▶ [What is expected]: Write out the whole of the material exactly.
■ ■ ■ ■ ■
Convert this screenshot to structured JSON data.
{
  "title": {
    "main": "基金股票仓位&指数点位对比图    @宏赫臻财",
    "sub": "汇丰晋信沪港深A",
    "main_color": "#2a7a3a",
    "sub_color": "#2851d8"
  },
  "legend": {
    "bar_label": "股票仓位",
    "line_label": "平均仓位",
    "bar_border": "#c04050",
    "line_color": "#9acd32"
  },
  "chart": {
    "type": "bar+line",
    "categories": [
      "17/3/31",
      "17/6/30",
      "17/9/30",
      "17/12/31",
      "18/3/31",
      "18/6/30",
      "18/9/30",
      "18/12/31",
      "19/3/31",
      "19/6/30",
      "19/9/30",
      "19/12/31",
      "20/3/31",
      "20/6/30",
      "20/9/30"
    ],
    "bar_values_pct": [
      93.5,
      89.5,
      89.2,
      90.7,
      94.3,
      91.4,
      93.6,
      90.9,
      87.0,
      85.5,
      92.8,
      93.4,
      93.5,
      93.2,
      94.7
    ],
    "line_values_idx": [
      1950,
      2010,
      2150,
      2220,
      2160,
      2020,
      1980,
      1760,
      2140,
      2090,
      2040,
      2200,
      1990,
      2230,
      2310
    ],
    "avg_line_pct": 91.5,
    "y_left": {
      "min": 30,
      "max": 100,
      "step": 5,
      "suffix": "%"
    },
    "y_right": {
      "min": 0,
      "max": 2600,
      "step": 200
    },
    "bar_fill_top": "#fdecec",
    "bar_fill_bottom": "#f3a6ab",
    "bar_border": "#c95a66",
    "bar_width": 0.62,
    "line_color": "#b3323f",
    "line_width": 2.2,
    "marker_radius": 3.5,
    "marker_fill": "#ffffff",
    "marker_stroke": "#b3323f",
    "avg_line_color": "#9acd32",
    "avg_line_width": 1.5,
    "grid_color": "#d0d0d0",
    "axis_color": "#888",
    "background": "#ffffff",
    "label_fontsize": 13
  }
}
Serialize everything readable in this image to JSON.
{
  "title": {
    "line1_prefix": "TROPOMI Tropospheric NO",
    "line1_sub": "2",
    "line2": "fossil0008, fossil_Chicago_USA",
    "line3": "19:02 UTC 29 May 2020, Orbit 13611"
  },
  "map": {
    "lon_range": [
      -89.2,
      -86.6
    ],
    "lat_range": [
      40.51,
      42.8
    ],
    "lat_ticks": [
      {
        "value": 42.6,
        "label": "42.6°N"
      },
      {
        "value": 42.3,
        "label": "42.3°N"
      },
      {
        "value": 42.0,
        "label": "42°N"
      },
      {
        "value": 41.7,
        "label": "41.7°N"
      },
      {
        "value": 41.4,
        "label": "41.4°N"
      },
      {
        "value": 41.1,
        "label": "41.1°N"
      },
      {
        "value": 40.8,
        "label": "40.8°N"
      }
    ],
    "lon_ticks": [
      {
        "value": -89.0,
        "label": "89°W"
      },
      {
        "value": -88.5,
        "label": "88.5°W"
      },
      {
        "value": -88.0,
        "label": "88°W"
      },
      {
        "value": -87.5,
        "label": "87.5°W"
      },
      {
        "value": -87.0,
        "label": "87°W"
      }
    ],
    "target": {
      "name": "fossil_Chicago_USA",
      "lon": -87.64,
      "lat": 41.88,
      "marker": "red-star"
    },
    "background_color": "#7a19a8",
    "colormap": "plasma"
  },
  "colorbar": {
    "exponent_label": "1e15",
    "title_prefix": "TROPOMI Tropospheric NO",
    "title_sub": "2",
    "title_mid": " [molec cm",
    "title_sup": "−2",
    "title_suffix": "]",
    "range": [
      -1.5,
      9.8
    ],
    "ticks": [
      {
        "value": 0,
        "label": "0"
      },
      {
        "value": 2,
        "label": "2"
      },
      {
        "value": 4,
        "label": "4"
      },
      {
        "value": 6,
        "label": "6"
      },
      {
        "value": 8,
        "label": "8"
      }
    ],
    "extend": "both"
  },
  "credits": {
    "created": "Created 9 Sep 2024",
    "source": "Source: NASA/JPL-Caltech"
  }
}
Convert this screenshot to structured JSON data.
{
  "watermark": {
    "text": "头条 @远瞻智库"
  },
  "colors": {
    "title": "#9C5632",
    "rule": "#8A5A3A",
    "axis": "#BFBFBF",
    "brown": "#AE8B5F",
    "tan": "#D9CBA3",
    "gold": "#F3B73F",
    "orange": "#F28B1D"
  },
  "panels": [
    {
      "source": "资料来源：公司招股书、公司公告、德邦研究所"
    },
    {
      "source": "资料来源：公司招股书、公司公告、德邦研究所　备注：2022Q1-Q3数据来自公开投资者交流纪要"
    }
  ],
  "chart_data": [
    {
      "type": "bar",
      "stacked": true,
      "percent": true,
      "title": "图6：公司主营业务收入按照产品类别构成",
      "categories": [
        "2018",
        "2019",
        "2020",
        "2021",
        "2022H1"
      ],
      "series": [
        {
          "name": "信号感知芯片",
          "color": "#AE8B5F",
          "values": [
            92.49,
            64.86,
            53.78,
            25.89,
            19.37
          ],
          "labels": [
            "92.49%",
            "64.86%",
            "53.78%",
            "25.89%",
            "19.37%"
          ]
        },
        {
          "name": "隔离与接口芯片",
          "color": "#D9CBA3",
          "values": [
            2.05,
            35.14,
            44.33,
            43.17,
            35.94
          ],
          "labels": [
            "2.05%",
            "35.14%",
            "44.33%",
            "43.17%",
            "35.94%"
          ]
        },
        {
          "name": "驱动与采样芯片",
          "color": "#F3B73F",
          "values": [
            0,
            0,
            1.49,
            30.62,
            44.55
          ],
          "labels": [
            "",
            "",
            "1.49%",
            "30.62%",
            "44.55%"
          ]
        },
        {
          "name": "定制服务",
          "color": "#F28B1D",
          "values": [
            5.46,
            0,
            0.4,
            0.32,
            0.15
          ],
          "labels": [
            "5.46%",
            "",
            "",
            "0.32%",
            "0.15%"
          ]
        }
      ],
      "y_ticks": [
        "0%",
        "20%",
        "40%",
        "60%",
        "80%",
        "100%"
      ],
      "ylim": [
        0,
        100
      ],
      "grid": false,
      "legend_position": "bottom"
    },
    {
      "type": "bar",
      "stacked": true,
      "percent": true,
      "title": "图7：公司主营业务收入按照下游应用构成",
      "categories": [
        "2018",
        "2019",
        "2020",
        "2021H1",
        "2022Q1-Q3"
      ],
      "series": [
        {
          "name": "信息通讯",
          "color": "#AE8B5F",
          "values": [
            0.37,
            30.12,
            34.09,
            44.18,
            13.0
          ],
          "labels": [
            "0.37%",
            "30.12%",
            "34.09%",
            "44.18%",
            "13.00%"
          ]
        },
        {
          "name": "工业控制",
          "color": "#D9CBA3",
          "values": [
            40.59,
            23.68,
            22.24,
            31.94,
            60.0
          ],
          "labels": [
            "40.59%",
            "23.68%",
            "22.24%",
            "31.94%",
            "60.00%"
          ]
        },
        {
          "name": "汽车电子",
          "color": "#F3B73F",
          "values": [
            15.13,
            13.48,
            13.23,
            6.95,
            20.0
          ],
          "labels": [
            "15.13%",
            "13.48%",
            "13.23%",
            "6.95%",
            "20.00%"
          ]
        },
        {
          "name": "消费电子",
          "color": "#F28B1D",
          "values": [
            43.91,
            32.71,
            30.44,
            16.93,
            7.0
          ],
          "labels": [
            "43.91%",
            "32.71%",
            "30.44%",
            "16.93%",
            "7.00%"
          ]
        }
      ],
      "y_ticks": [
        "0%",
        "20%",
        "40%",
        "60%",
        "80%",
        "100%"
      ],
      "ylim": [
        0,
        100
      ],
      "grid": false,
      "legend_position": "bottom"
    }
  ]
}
■ ■ ■ ■ ■
▶ [Exercise output]:
Convert this screenshot to structured JSON data.
{
  "title": {
    "main": "基金股票仓位&指数点位对比图    @宏赫臻财",
    "sub": "汇丰晋信沪港深A",
    "main_color": "#2a7a3a",
    "sub_color": "#2851d8"
  },
  "legend": {
    "bar_label": "股票仓位",
    "line_label": "平均仓位",
    "bar_border": "#c04050",
    "line_color": "#9acd32"
  },
  "chart": {
    "type": "bar+line",
    "categories": [
      "17/3/31",
      "17/6/30",
      "17/9/30",
      "17/12/31",
      "18/3/31",
      "18/6/30",
      "18/9/30",
      "18/12/31",
      "19/3/31",
      "19/6/30",
      "19/9/30",
      "19/12/31",
      "20/3/31",
      "20/6/30",
      "20/9/30"
    ],
    "bar_values_pct": [
      93.5,
      89.5,
      89.2,
      90.7,
      94.3,
      91.4,
      93.6,
      90.9,
      87.0,
      85.5,
      92.8,
      93.4,
      93.5,
      93.2,
      94.7
    ],
    "line_values_idx": [
      1950,
      2010,
      2150,
      2220,
      2160,
      2020,
      1980,
      1760,
      2140,
      2090,
      2040,
      2200,
      1990,
      2230,
      2310
    ],
    "avg_line_pct": 91.5,
    "y_left": {
      "min": 30,
      "max": 100,
      "step": 5,
      "suffix": "%"
    },
    "y_right": {
      "min": 0,
      "max": 2600,
      "step": 200
    },
    "bar_fill_top": "#fdecec",
    "bar_fill_bottom": "#f3a6ab",
    "bar_border": "#c95a66",
    "bar_width": 0.62,
    "line_color": "#b3323f",
    "line_width": 2.2,
    "marker_radius": 3.5,
    "marker_fill": "#ffffff",
    "marker_stroke": "#b3323f",
    "avg_line_color": "#9acd32",
    "avg_line_width": 1.5,
    "grid_color": "#d0d0d0",
    "axis_color": "#888",
    "background": "#ffffff",
    "label_fontsize": 13
  }
}
Serialize everything readable in this image to JSON.
{
  "title": {
    "line1_prefix": "TROPOMI Tropospheric NO",
    "line1_sub": "2",
    "line2": "fossil0008, fossil_Chicago_USA",
    "line3": "19:02 UTC 29 May 2020, Orbit 13611"
  },
  "map": {
    "lon_range": [
      -89.2,
      -86.6
    ],
    "lat_range": [
      40.51,
      42.8
    ],
    "lat_ticks": [
      {
        "value": 42.6,
        "label": "42.6°N"
      },
      {
        "value": 42.3,
        "label": "42.3°N"
      },
      {
        "value": 42.0,
        "label": "42°N"
      },
      {
        "value": 41.7,
        "label": "41.7°N"
      },
      {
        "value": 41.4,
        "label": "41.4°N"
      },
      {
        "value": 41.1,
        "label": "41.1°N"
      },
      {
        "value": 40.8,
        "label": "40.8°N"
      }
    ],
    "lon_ticks": [
      {
        "value": -89.0,
        "label": "89°W"
      },
      {
        "value": -88.5,
        "label": "88.5°W"
      },
      {
        "value": -88.0,
        "label": "88°W"
      },
      {
        "value": -87.5,
        "label": "87.5°W"
      },
      {
        "value": -87.0,
        "label": "87°W"
      }
    ],
    "target": {
      "name": "fossil_Chicago_USA",
      "lon": -87.64,
      "lat": 41.88,
      "marker": "red-star"
    },
    "background_color": "#7a19a8",
    "colormap": "plasma"
  },
  "colorbar": {
    "exponent_label": "1e15",
    "title_prefix": "TROPOMI Tropospheric NO",
    "title_sub": "2",
    "title_mid": " [molec cm",
    "title_sup": "−2",
    "title_suffix": "]",
    "range": [
      -1.5,
      9.8
    ],
    "ticks": [
      {
        "value": 0,
        "label": "0"
      },
      {
        "value": 2,
        "label": "2"
      },
      {
        "value": 4,
        "label": "4"
      },
      {
        "value": 6,
        "label": "6"
      },
      {
        "value": 8,
        "label": "8"
      }
    ],
    "extend": "both"
  },
  "credits": {
    "created": "Created 9 Sep 2024",
    "source": "Source: NASA/JPL-Caltech"
  }
}
Convert this screenshot to structured JSON data.
{
  "watermark": {
    "text": "头条 @远瞻智库"
  },
  "colors": {
    "title": "#9C5632",
    "rule": "#8A5A3A",
    "axis": "#BFBFBF",
    "brown": "#AE8B5F",
    "tan": "#D9CBA3",
    "gold": "#F3B73F",
    "orange": "#F28B1D"
  },
  "panels": [
    {
      "source": "资料来源：公司招股书、公司公告、德邦研究所"
    },
    {
      "source": "资料来源：公司招股书、公司公告、德邦研究所　备注：2022Q1-Q3数据来自公开投资者交流纪要"
    }
  ],
  "chart_data": [
    {
      "type": "bar",
      "stacked": true,
      "percent": true,
      "title": "图6：公司主营业务收入按照产品类别构成",
      "categories": [
        "2018",
        "2019",
        "2020",
        "2021",
        "2022H1"
      ],
      "series": [
        {
          "name": "信号感知芯片",
          "color": "#AE8B5F",
          "values": [
            92.49,
            64.86,
            53.78,
            25.89,
            19.37
          ],
          "labels": [
            "92.49%",
            "64.86%",
            "53.78%",
            "25.89%",
            "19.37%"
          ]
        },
        {
          "name": "隔离与接口芯片",
          "color": "#D9CBA3",
          "values": [
            2.05,
            35.14,
            44.33,
            43.17,
            35.94
          ],
          "labels": [
            "2.05%",
            "35.14%",
            "44.33%",
            "43.17%",
            "35.94%"
          ]
        },
        {
          "name": "驱动与采样芯片",
          "color": "#F3B73F",
          "values": [
            0,
            0,
            1.49,
            30.62,
            44.55
          ],
          "labels": [
            "",
            "",
            "1.49%",
            "30.62%",
            "44.55%"
          ]
        },
        {
          "name": "定制服务",
          "color": "#F28B1D",
          "values": [
            5.46,
            0,
            0.4,
            0.32,
            0.15
          ],
          "labels": [
            "5.46%",
            "",
            "",
            "0.32%",
            "0.15%"
          ]
        }
      ],
      "y_ticks": [
        "0%",
        "20%",
        "40%",
        "60%",
        "80%",
        "100%"
      ],
      "ylim": [
        0,
        100
      ],
      "grid": false,
      "legend_position": "bottom"
    },
    {
      "type": "bar",
      "stacked": true,
      "percent": true,
      "title": "图7：公司主营业务收入按照下游应用构成",
      "categories": [
        "2018",
        "2019",
        "2020",
        "2021H1",
        "2022Q1-Q3"
      ],
      "series": [
        {
          "name": "信息通讯",
          "color": "#AE8B5F",
          "values": [
            0.37,
            30.12,
            34.09,
            44.18,
            13.0
          ],
          "labels": [
            "0.37%",
            "30.12%",
            "34.09%",
            "44.18%",
            "13.00%"
          ]
        },
        {
          "name": "工业控制",
          "color": "#D9CBA3",
          "values": [
            40.59,
            23.68,
            22.24,
            31.94,
            60.0
          ],
          "labels": [
            "40.59%",
            "23.68%",
            "22.24%",
            "31.94%",
            "60.00%"
          ]
        },
        {
          "name": "汽车电子",
          "color": "#F3B73F",
          "values": [
            15.13,
            13.48,
            13.23,
            6.95,
            20.0
          ],
          "labels": [
            "15.13%",
            "13.48%",
            "13.23%",
            "6.95%",
            "20.00%"
          ]
        },
        {
          "name": "消费电子",
          "color": "#F28B1D",
          "values": [
            43.91,
            32.71,
            30.44,
            16.93,
            7.0
          ],
          "labels": [
            "43.91%",
            "32.71%",
            "30.44%",
            "16.93%",
            "7.00%"
          ]
        }
      ],
      "y_ticks": [
        "0%",
        "20%",
        "40%",
        "60%",
        "80%",
        "100%"
      ],
      "ylim": [
        0,
        100
      ],
      "grid": false,
      "legend_position": "bottom"
    }
  ]
}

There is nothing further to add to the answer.